Paperless couples with a Fujitsu ScanSnap or an Image Capture-compatible document scanner to digitize things like receipts and business cards (TWAIN devices are not supported). Once you scan the document, its image is processed using optical character recognition (OCR) to create a searchable archive. Finally, thanks to Paperless’s built-in smarts, it attempts to parse the document so that it can fill in metadata with information like dates and dollar amounts.
Paperless uses a three-column window to display your document library. The left column provides access to sets of items called collections, and default collections filter your library by date ranges like 'this week' or 'last month'. It also offers up items by type if you want to scan through all your contacts.
Paperless provides a space for two flavors of custom collections. The standard custom collection is essentially a folder that holds whatever items you drag into it. Smart collections work like iTunes’ smart playlists: You choose the criteria to search for, and Paperless places the matching items into the collection. Frustratingly, a smart collection can’t match on OCR text despite the fact that Paperless’s search bar does include results from that text. This seems like a major missed opportunity to organize automatically.
Once you select a collection from the left column, the constituent library items appear in the large center pane of the Paperless window. By default they appear in icon view showing each document's name and resizable thumbnail. When dealing with more than a few dozen items, you may want to switch out of icon view in favor of the more compact list view, or split the difference with a Cover Flow option. Clicking any document will populate the Details column on the far right side of the window—this is the part that displays the document’s metadata. The data you see depends on the type of document you’ve selected. Generic documents show generic metadata like a title, date, and category. Classify an item as a receipt, and more-specific fields like amount and tax are offered up. While a few document types come predefined, customization is where Paperless shines. If you want to add a field for Twitter handles in your Contact items but don’t want to see phone numbers, the customization features aims to make such fine-tuning a breeze. Using its Library Configuration window, Paperless allows you to define your own document types with any combination of built-in and custom fields.
A reporting function geared toward expense reporting attempts to aggregate information from your receipts and display them in a useful way. The Expenses report lists the items you’ve found for your report at the top, then lists them again with a small image of each just below. If you’ve taken the time to enter each receipt line item as metadata, each line item appears separately with an image of the receipt it was on. Thus, if you have five items on one receipt, the expense report will display five images of the exact same receipt. Switching to the Table report does away with the images and shows just the aggregated list—a View Options button lets you choose which metadata gets displayed. The Chart report displays a pie chart with the items grouped by the field of your choice. While accurate, the chart doesn’t resize to fit its own labels, and information gets cut off. Print any of the reports, and Paperless will waste ink by printing the configuration buttons that appear at the top.
Paperless’s design and use of Mac features like Quick Look make using it easy and comfortable. Several times, however, things simply didn’t work. Clicking the button to create a custom field sometimes had no apparent affect until I closed and reopened the customization window to find the new, untitled field. Twice during my evaluation a dialog box popped up informing me that Paperless had encountered an error, and offering to transmit a report of the incident back to Mariner Software. After both events, the program remained open and unstable, and it was up to me to force-quit and relaunch.
Paperless is a solid effort, but glitchy behavior casts a shadow. If you can live with that, and you have a compatible scanner and the desire to get out from under your paper mountain, download the free demo and see if Paperless hits the spot for you.

### Source data
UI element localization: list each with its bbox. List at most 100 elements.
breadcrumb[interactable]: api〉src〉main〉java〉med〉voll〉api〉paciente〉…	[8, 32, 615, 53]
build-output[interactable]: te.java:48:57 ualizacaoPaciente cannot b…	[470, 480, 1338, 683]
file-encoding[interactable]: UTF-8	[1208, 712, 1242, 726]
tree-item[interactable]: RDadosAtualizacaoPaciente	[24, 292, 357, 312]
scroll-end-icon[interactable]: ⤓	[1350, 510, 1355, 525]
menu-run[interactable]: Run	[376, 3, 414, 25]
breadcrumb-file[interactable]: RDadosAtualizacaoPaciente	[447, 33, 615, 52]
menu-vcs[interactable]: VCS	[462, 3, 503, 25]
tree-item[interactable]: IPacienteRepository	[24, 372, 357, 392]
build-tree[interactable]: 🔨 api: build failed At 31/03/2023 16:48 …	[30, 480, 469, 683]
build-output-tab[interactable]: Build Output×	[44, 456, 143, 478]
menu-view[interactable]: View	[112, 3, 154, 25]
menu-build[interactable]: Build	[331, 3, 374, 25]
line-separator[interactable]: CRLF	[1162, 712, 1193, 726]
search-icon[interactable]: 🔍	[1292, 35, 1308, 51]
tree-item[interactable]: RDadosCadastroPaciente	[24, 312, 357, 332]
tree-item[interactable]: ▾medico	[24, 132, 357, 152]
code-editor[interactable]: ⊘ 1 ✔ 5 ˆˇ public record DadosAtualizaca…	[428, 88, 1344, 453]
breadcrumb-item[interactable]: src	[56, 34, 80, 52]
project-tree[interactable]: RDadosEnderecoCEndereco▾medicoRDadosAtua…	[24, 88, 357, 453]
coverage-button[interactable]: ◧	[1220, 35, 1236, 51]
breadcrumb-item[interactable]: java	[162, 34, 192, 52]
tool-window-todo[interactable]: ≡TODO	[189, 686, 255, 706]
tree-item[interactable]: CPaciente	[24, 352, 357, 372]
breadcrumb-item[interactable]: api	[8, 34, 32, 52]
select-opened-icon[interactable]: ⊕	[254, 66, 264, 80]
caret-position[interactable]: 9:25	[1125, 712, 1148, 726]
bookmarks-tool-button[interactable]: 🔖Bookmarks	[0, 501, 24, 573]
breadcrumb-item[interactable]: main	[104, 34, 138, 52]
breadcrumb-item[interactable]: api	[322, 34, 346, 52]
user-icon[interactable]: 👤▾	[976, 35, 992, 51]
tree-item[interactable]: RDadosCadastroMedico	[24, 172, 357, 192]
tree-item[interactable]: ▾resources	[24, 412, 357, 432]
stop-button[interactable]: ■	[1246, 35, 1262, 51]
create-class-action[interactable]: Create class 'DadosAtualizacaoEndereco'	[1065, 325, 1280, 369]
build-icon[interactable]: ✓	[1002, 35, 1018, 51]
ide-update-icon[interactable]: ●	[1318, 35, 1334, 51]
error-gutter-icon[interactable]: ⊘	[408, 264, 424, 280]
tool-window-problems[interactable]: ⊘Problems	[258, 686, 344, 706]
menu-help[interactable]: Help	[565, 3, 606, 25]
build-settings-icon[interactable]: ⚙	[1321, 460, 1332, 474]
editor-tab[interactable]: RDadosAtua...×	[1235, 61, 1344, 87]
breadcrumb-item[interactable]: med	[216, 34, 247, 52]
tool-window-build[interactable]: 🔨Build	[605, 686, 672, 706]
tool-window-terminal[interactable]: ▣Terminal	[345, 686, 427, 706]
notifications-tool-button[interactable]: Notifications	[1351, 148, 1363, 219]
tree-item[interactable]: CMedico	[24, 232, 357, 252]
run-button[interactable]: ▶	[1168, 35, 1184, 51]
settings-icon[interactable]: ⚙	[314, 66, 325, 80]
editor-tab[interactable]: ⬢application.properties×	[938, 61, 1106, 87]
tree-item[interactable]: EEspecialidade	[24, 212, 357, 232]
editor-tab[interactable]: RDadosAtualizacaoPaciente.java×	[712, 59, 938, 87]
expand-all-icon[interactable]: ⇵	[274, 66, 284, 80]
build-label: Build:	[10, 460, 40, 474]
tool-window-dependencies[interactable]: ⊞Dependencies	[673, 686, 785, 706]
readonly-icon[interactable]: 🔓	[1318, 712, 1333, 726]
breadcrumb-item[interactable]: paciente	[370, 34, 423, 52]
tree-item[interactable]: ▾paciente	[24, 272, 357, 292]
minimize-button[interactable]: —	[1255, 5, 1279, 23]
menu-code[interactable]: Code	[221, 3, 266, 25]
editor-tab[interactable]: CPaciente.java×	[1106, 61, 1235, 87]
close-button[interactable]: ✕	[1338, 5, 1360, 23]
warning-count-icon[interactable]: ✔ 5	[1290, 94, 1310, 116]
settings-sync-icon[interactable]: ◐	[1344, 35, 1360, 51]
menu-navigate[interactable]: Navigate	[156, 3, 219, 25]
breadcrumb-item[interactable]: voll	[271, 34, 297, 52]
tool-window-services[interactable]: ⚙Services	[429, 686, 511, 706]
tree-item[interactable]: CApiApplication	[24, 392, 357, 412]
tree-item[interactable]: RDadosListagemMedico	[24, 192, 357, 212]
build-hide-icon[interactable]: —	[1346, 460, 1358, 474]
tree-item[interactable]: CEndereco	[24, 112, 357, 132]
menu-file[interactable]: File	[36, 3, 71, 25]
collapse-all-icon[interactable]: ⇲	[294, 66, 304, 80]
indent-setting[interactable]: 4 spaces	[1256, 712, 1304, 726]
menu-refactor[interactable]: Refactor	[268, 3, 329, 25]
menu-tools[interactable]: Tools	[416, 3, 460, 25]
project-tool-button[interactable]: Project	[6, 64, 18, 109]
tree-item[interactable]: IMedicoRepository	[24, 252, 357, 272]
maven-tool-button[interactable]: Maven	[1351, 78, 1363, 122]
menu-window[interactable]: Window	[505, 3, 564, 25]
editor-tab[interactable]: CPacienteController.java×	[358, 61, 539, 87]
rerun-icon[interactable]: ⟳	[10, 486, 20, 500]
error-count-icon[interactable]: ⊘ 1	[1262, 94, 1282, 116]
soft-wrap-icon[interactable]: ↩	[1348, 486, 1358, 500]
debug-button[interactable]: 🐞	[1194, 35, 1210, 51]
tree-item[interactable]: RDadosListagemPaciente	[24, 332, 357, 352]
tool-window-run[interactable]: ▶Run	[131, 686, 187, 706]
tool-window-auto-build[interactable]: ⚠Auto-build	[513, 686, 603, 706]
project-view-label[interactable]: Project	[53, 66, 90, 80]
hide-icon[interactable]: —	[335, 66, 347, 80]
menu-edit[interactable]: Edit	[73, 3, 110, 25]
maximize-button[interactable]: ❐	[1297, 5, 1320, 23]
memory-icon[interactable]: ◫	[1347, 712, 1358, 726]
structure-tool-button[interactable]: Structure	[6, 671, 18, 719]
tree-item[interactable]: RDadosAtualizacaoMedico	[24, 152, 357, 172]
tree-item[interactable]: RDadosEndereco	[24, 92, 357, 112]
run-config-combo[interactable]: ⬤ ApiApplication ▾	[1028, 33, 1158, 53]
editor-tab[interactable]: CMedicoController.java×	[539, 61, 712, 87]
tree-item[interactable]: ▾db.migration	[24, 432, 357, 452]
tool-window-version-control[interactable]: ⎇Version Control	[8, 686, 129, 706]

### Activity
Please answer from the Paperless review: what can a smart collection not match on?

### Answer to this problem
OCR text.